### [What you should do]
Without the pictures, output the records below word for word.

### [Input rows]
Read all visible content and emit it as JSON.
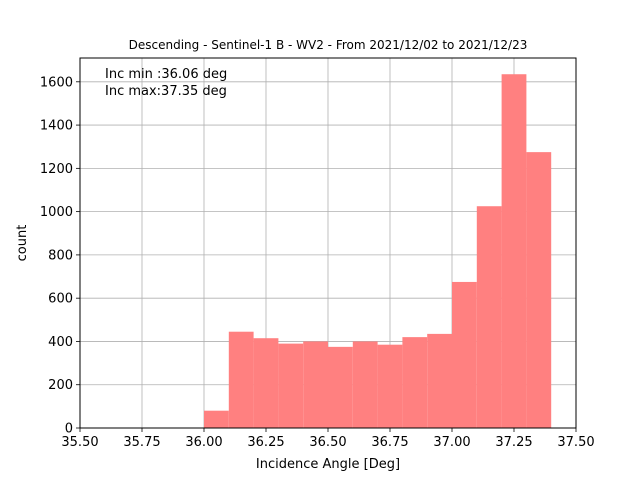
{
  "chart_data": {
    "type": "bar",
    "title": "Descending - Sentinel-1 B - WV2 - From 2021/12/02 to 2021/12/23",
    "xlabel": "Incidence Angle [Deg]",
    "ylabel": "count",
    "xlim": [
      35.5,
      37.5
    ],
    "ylim": [
      0,
      1710
    ],
    "grid": true,
    "bar_color": "#ff8080",
    "grid_color": "#b0b0b0",
    "xticks": [
      "35.50",
      "35.75",
      "36.00",
      "36.25",
      "36.50",
      "36.75",
      "37.00",
      "37.25",
      "37.50"
    ],
    "yticks": [
      "0",
      "200",
      "400",
      "600",
      "800",
      "1000",
      "1200",
      "1400",
      "1600"
    ],
    "bin_edges": [
      36.0,
      36.1,
      36.2,
      36.3,
      36.4,
      36.5,
      36.6,
      36.7,
      36.8,
      36.9,
      37.0,
      37.1,
      37.2,
      37.3,
      37.4
    ],
    "values": [
      80,
      445,
      415,
      390,
      400,
      375,
      400,
      385,
      420,
      435,
      675,
      1025,
      1635,
      1275
    ],
    "annotations": [
      "Inc min :36.06 deg",
      "Inc max:37.35 deg"
    ]
  }
}
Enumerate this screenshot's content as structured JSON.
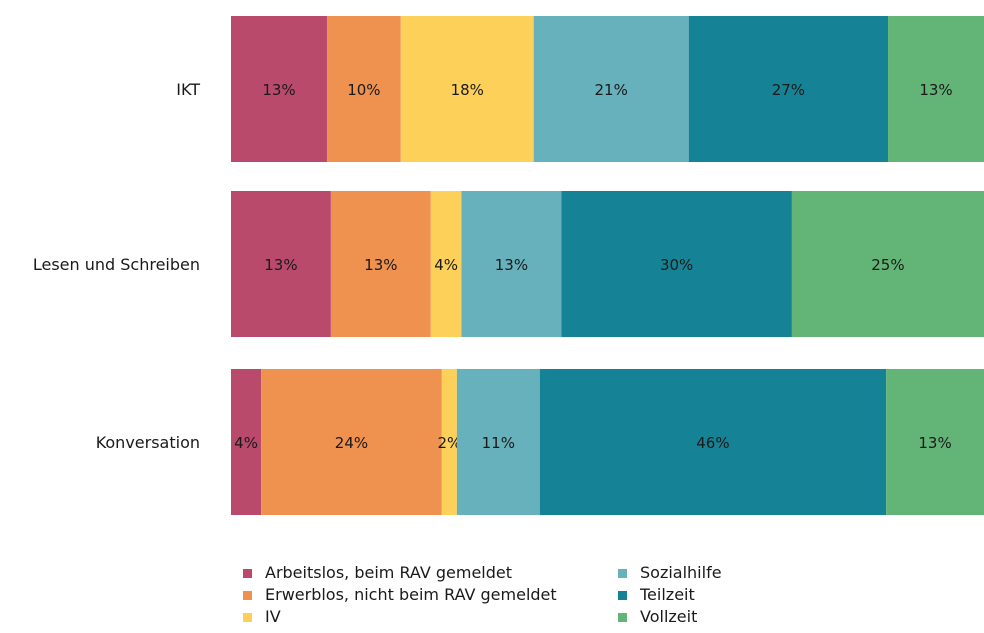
{
  "chart_data": {
    "type": "bar",
    "orientation": "horizontal",
    "stacked": true,
    "percent": true,
    "title": "",
    "xlabel": "",
    "ylabel": "",
    "categories": [
      "IKT",
      "Lesen und Schreiben",
      "Konversation"
    ],
    "series": [
      {
        "name": "Arbeitslos, beim RAV gemeldet",
        "color": "#b94a6b",
        "values": [
          13,
          13,
          4
        ]
      },
      {
        "name": "Erwerblos, nicht beim RAV gemeldet",
        "color": "#ef914f",
        "values": [
          10,
          13,
          24
        ]
      },
      {
        "name": "IV",
        "color": "#fdd05a",
        "values": [
          18,
          4,
          2
        ]
      },
      {
        "name": "Sozialhilfe",
        "color": "#67b1bd",
        "values": [
          21,
          13,
          11
        ]
      },
      {
        "name": "Teilzeit",
        "color": "#158295",
        "values": [
          27,
          30,
          46
        ]
      },
      {
        "name": "Vollzeit",
        "color": "#62b577",
        "values": [
          13,
          25,
          13
        ]
      }
    ],
    "data_labels": true,
    "grid": false,
    "legend": "bottom"
  }
}
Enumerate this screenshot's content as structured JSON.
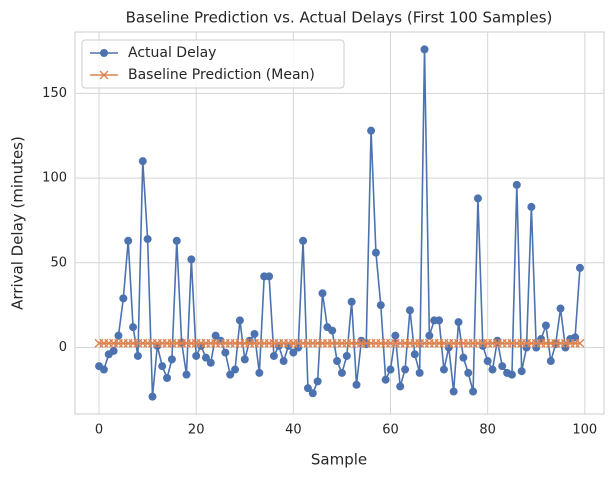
{
  "chart_data": {
    "type": "line",
    "title": "Baseline Prediction vs. Actual Delays (First 100 Samples)",
    "xlabel": "Sample",
    "ylabel": "Arrival Delay (minutes)",
    "x": [
      0,
      1,
      2,
      3,
      4,
      5,
      6,
      7,
      8,
      9,
      10,
      11,
      12,
      13,
      14,
      15,
      16,
      17,
      18,
      19,
      20,
      21,
      22,
      23,
      24,
      25,
      26,
      27,
      28,
      29,
      30,
      31,
      32,
      33,
      34,
      35,
      36,
      37,
      38,
      39,
      40,
      41,
      42,
      43,
      44,
      45,
      46,
      47,
      48,
      49,
      50,
      51,
      52,
      53,
      54,
      55,
      56,
      57,
      58,
      59,
      60,
      61,
      62,
      63,
      64,
      65,
      66,
      67,
      68,
      69,
      70,
      71,
      72,
      73,
      74,
      75,
      76,
      77,
      78,
      79,
      80,
      81,
      82,
      83,
      84,
      85,
      86,
      87,
      88,
      89,
      90,
      91,
      92,
      93,
      94,
      95,
      96,
      97,
      98,
      99
    ],
    "series": [
      {
        "name": "Actual Delay",
        "color": "#4c72b0",
        "marker": "o",
        "values": [
          -11,
          -13,
          -4,
          -2,
          7,
          29,
          63,
          12,
          -5,
          110,
          64,
          -29,
          1,
          -11,
          -18,
          -7,
          63,
          3,
          -16,
          52,
          -5,
          1,
          -6,
          -9,
          7,
          4,
          -3,
          -16,
          -13,
          16,
          -7,
          4,
          8,
          -15,
          42,
          42,
          -5,
          1,
          -8,
          1,
          -3,
          0,
          63,
          -24,
          -27,
          -20,
          32,
          12,
          10,
          -8,
          -15,
          -5,
          27,
          -22,
          4,
          2,
          128,
          56,
          25,
          -19,
          -13,
          7,
          -23,
          -13,
          22,
          -4,
          -15,
          176,
          7,
          16,
          16,
          -13,
          0,
          -26,
          15,
          -6,
          -15,
          -26,
          88,
          1,
          -8,
          -13,
          4,
          -11,
          -15,
          -16,
          96,
          -14,
          0,
          83,
          0,
          5,
          13,
          -8,
          2,
          23,
          0,
          5,
          6,
          47
        ]
      },
      {
        "name": "Baseline Prediction (Mean)",
        "color": "#dd8452",
        "marker": "x",
        "values": [
          2.5,
          2.5,
          2.5,
          2.5,
          2.5,
          2.5,
          2.5,
          2.5,
          2.5,
          2.5,
          2.5,
          2.5,
          2.5,
          2.5,
          2.5,
          2.5,
          2.5,
          2.5,
          2.5,
          2.5,
          2.5,
          2.5,
          2.5,
          2.5,
          2.5,
          2.5,
          2.5,
          2.5,
          2.5,
          2.5,
          2.5,
          2.5,
          2.5,
          2.5,
          2.5,
          2.5,
          2.5,
          2.5,
          2.5,
          2.5,
          2.5,
          2.5,
          2.5,
          2.5,
          2.5,
          2.5,
          2.5,
          2.5,
          2.5,
          2.5,
          2.5,
          2.5,
          2.5,
          2.5,
          2.5,
          2.5,
          2.5,
          2.5,
          2.5,
          2.5,
          2.5,
          2.5,
          2.5,
          2.5,
          2.5,
          2.5,
          2.5,
          2.5,
          2.5,
          2.5,
          2.5,
          2.5,
          2.5,
          2.5,
          2.5,
          2.5,
          2.5,
          2.5,
          2.5,
          2.5,
          2.5,
          2.5,
          2.5,
          2.5,
          2.5,
          2.5,
          2.5,
          2.5,
          2.5,
          2.5,
          2.5,
          2.5,
          2.5,
          2.5,
          2.5,
          2.5,
          2.5,
          2.5,
          2.5,
          2.5
        ]
      }
    ],
    "xlim": [
      -4.95,
      103.95
    ],
    "xticks": [
      0,
      20,
      40,
      60,
      80,
      100
    ],
    "ylim": [
      -39.25,
      186.25
    ],
    "yticks": [
      0,
      50,
      100,
      150
    ],
    "grid": true,
    "legend": "upper left"
  }
}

### [Task output]
Read all visible content and emit it as JSON.
{
  "chart_data": {
    "type": "bar",
    "title": "Descending - Sentinel-1 B - WV2 - From 2021/12/02 to 2021/12/23",
    "xlabel": "Incidence Angle [Deg]",
    "ylabel": "count",
    "xlim": [
      35.5,
      37.5
    ],
    "ylim": [
      0,
      1710
    ],
    "grid": true,
    "bar_color": "#ff8080",
    "grid_color": "#b0b0b0",
    "xticks": [
      "35.50",
      "35.75",
      "36.00",
      "36.25",
      "36.50",
      "36.75",
      "37.00",
      "37.25",
      "37.50"
    ],
    "yticks": [
      "0",
      "200",
      "400",
      "600",
      "800",
      "1000",
      "1200",
      "1400",
      "1600"
    ],
    "bin_edges": [
      36.0,
      36.1,
      36.2,
      36.3,
      36.4,
      36.5,
      36.6,
      36.7,
      36.8,
      36.9,
      37.0,
      37.1,
      37.2,
      37.3,
      37.4
    ],
    "values": [
      80,
      445,
      415,
      390,
      400,
      375,
      400,
      385,
      420,
      435,
      675,
      1025,
      1635,
      1275
    ],
    "annotations": [
      "Inc min :36.06 deg",
      "Inc max:37.35 deg"
    ]
  }
}
Enumerate this screenshot's content as structured JSON.
{
  "chart_data": {
    "type": "bar",
    "orientation": "horizontal",
    "stacked": true,
    "percent": true,
    "title": "",
    "xlabel": "",
    "ylabel": "",
    "categories": [
      "IKT",
      "Lesen und Schreiben",
      "Konversation"
    ],
    "series": [
      {
        "name": "Arbeitslos, beim RAV gemeldet",
        "color": "#b94a6b",
        "values": [
          13,
          13,
          4
        ]
      },
      {
        "name": "Erwerblos, nicht beim RAV gemeldet",
        "color": "#ef914f",
        "values": [
          10,
          13,
          24
        ]
      },
      {
        "name": "IV",
        "color": "#fdd05a",
        "values": [
          18,
          4,
          2
        ]
      },
      {
        "name": "Sozialhilfe",
        "color": "#67b1bd",
        "values": [
          21,
          13,
          11
        ]
      },
      {
        "name": "Teilzeit",
        "color": "#158295",
        "values": [
          27,
          30,
          46
        ]
      },
      {
        "name": "Vollzeit",
        "color": "#62b577",
        "values": [
          13,
          25,
          13
        ]
      }
    ],
    "data_labels": true,
    "grid": false,
    "legend": "bottom"
  }
}
Enumerate this screenshot's content as structured JSON.
{
  "chart_data": {
    "type": "line",
    "title": "Baseline Prediction vs. Actual Delays (First 100 Samples)",
    "xlabel": "Sample",
    "ylabel": "Arrival Delay (minutes)",
    "x": [
      0,
      1,
      2,
      3,
      4,
      5,
      6,
      7,
      8,
      9,
      10,
      11,
      12,
      13,
      14,
      15,
      16,
      17,
      18,
      19,
      20,
      21,
      22,
      23,
      24,
      25,
      26,
      27,
      28,
      29,
      30,
      31,
      32,
      33,
      34,
      35,
      36,
      37,
      38,
      39,
      40,
      41,
      42,
      43,
      44,
      45,
      46,
      47,
      48,
      49,
      50,
      51,
      52,
      53,
      54,
      55,
      56,
      57,
      58,
      59,
      60,
      61,
      62,
      63,
      64,
      65,
      66,
      67,
      68,
      69,
      70,
      71,
      72,
      73,
      74,
      75,
      76,
      77,
      78,
      79,
      80,
      81,
      82,
      83,
      84,
      85,
      86,
      87,
      88,
      89,
      90,
      91,
      92,
      93,
      94,
      95,
      96,
      97,
      98,
      99
    ],
    "series": [
      {
        "name": "Actual Delay",
        "color": "#4c72b0",
        "marker": "o",
        "values": [
          -11,
          -13,
          -4,
          -2,
          7,
          29,
          63,
          12,
          -5,
          110,
          64,
          -29,
          1,
          -11,
          -18,
          -7,
          63,
          3,
          -16,
          52,
          -5,
          1,
          -6,
          -9,
          7,
          4,
          -3,
          -16,
          -13,
          16,
          -7,
          4,
          8,
          -15,
          42,
          42,
          -5,
          1,
          -8,
          1,
          -3,
          0,
          63,
          -24,
          -27,
          -20,
          32,
          12,
          10,
          -8,
          -15,
          -5,
          27,
          -22,
          4,
          2,
          128,
          56,
          25,
          -19,
          -13,
          7,
          -23,
          -13,
          22,
          -4,
          -15,
          176,
          7,
          16,
          16,
          -13,
          0,
          -26,
          15,
          -6,
          -15,
          -26,
          88,
          1,
          -8,
          -13,
          4,
          -11,
          -15,
          -16,
          96,
          -14,
          0,
          83,
          0,
          5,
          13,
          -8,
          2,
          23,
          0,
          5,
          6,
          47
        ]
      },
      {
        "name": "Baseline Prediction (Mean)",
        "color": "#dd8452",
        "marker": "x",
        "values": [
          2.5,
          2.5,
          2.5,
          2.5,
          2.5,
          2.5,
          2.5,
          2.5,
          2.5,
          2.5,
          2.5,
          2.5,
          2.5,
          2.5,
          2.5,
          2.5,
          2.5,
          2.5,
          2.5,
          2.5,
          2.5,
          2.5,
          2.5,
          2.5,
          2.5,
          2.5,
          2.5,
          2.5,
          2.5,
          2.5,
          2.5,
          2.5,
          2.5,
          2.5,
          2.5,
          2.5,
          2.5,
          2.5,
          2.5,
          2.5,
          2.5,
          2.5,
          2.5,
          2.5,
          2.5,
          2.5,
          2.5,
          2.5,
          2.5,
          2.5,
          2.5,
          2.5,
          2.5,
          2.5,
          2.5,
          2.5,
          2.5,
          2.5,
          2.5,
          2.5,
          2.5,
          2.5,
          2.5,
          2.5,
          2.5,
          2.5,
          2.5,
          2.5,
          2.5,
          2.5,
          2.5,
          2.5,
          2.5,
          2.5,
          2.5,
          2.5,
          2.5,
          2.5,
          2.5,
          2.5,
          2.5,
          2.5,
          2.5,
          2.5,
          2.5,
          2.5,
          2.5,
          2.5,
          2.5,
          2.5,
          2.5,
          2.5,
          2.5,
          2.5,
          2.5,
          2.5,
          2.5,
          2.5,
          2.5,
          2.5
        ]
      }
    ],
    "xlim": [
      -4.95,
      103.95
    ],
    "xticks": [
      0,
      20,
      40,
      60,
      80,
      100
    ],
    "ylim": [
      -39.25,
      186.25
    ],
    "yticks": [
      0,
      50,
      100,
      150
    ],
    "grid": true,
    "legend": "upper left"
  }
}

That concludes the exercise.